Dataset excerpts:
- - - -
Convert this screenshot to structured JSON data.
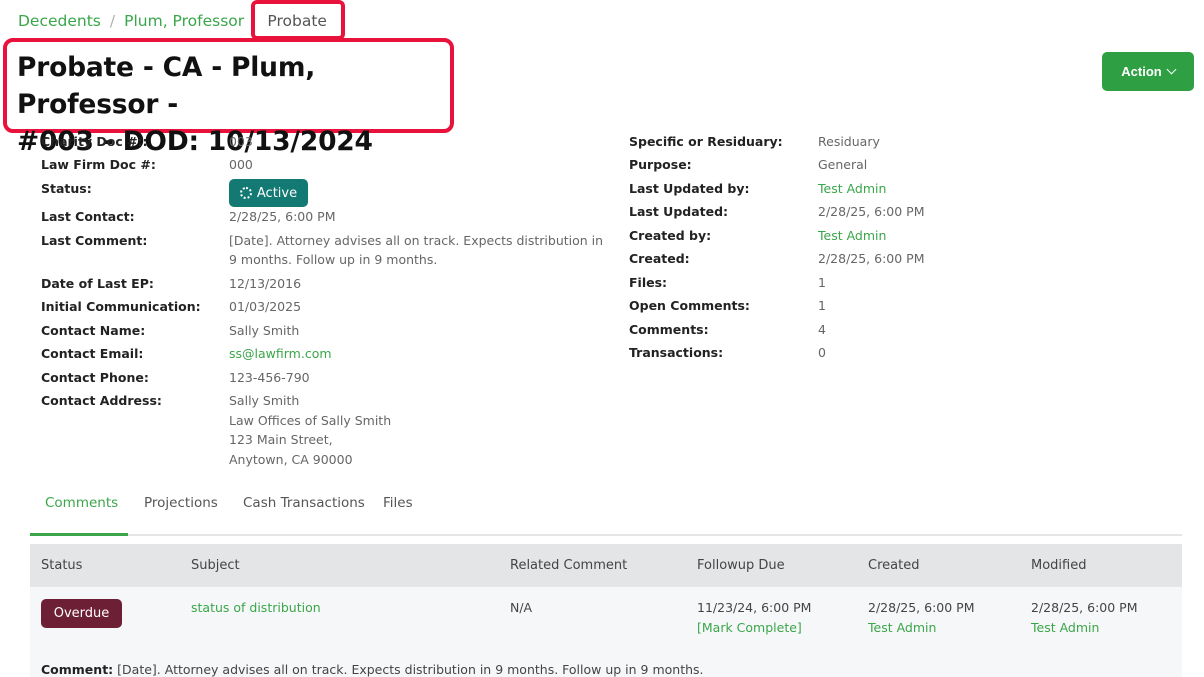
{
  "breadcrumb": {
    "items": [
      "Decedents",
      "Plum, Professor"
    ],
    "separator": "/",
    "current": "Probate"
  },
  "page": {
    "title": "Probate - CA - Plum, Professor - #003 - DOD: 10/13/2024",
    "title_line1": "Probate - CA - Plum, Professor -",
    "title_line2": "#003 - DOD: 10/13/2024"
  },
  "action_label": "Action",
  "left_fields": {
    "charity_doc_label": "Charity Doc #::",
    "charity_doc": "003",
    "law_firm_doc_label": "Law Firm Doc #:",
    "law_firm_doc": "000",
    "status_label": "Status:",
    "status": "Active",
    "last_contact_label": "Last Contact:",
    "last_contact": "2/28/25, 6:00 PM",
    "last_comment_label": "Last Comment:",
    "last_comment_1": "[Date]. Attorney advises all on track. Expects distribution in",
    "last_comment_2": "9 months. Follow up in 9 months.",
    "date_last_ep_label": "Date of Last EP:",
    "date_last_ep": "12/13/2016",
    "initial_comm_label": "Initial Communication:",
    "initial_comm": "01/03/2025",
    "contact_name_label": "Contact Name:",
    "contact_name": "Sally Smith",
    "contact_email_label": "Contact Email:",
    "contact_email": "ss@lawfirm.com",
    "contact_phone_label": "Contact Phone:",
    "contact_phone": "123-456-790",
    "contact_address_label": "Contact Address:",
    "address_lines": [
      "Sally Smith",
      "Law Offices of Sally Smith",
      "123 Main Street,",
      "Anytown, CA 90000"
    ]
  },
  "right_fields": {
    "specific_label": "Specific or Residuary:",
    "specific": "Residuary",
    "purpose_label": "Purpose:",
    "purpose": "General",
    "last_updated_by_label": "Last Updated by:",
    "last_updated_by": "Test Admin",
    "last_updated_label": "Last Updated:",
    "last_updated": "2/28/25, 6:00 PM",
    "created_by_label": "Created by:",
    "created_by": "Test Admin",
    "created_label": "Created:",
    "created": "2/28/25, 6:00 PM",
    "files_label": "Files:",
    "files": "1",
    "open_comments_label": "Open Comments:",
    "open_comments": "1",
    "comments_label": "Comments:",
    "comments": "4",
    "transactions_label": "Transactions:",
    "transactions": "0"
  },
  "tabs": [
    "Comments",
    "Projections",
    "Cash Transactions",
    "Files"
  ],
  "table": {
    "headers": [
      "Status",
      "Subject",
      "Related Comment",
      "Followup Due",
      "Created",
      "Modified"
    ],
    "row": {
      "status": "Overdue",
      "subject": "status of distribution",
      "related": "N/A",
      "followup_due": "11/23/24, 6:00 PM",
      "mark_complete": "[Mark Complete]",
      "created": "2/28/25, 6:00 PM",
      "created_by": "Test Admin",
      "modified": "2/28/25, 6:00 PM",
      "modified_by": "Test Admin",
      "comment_label": "Comment:",
      "comment_text": "[Date]. Attorney advises all on track. Expects distribution in 9 months. Follow up in 9 months."
    }
  },
  "colors": {
    "accent": "#3aa64a",
    "action_bg": "#2ea043",
    "status_active": "#137a73",
    "overdue": "#6d1f36",
    "highlight": "#e8123c"
  }
}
- - - -
▸ **Exercise description**: Look through the entries and return every line where "Plum" appears.

▸ **Exercise output**:
      "Plum, Professor"
    "title": "Probate - CA - Plum, Professor - #003 - DOD: 10/13/2024",
    "title_line1": "Probate - CA - Plum, Professor -",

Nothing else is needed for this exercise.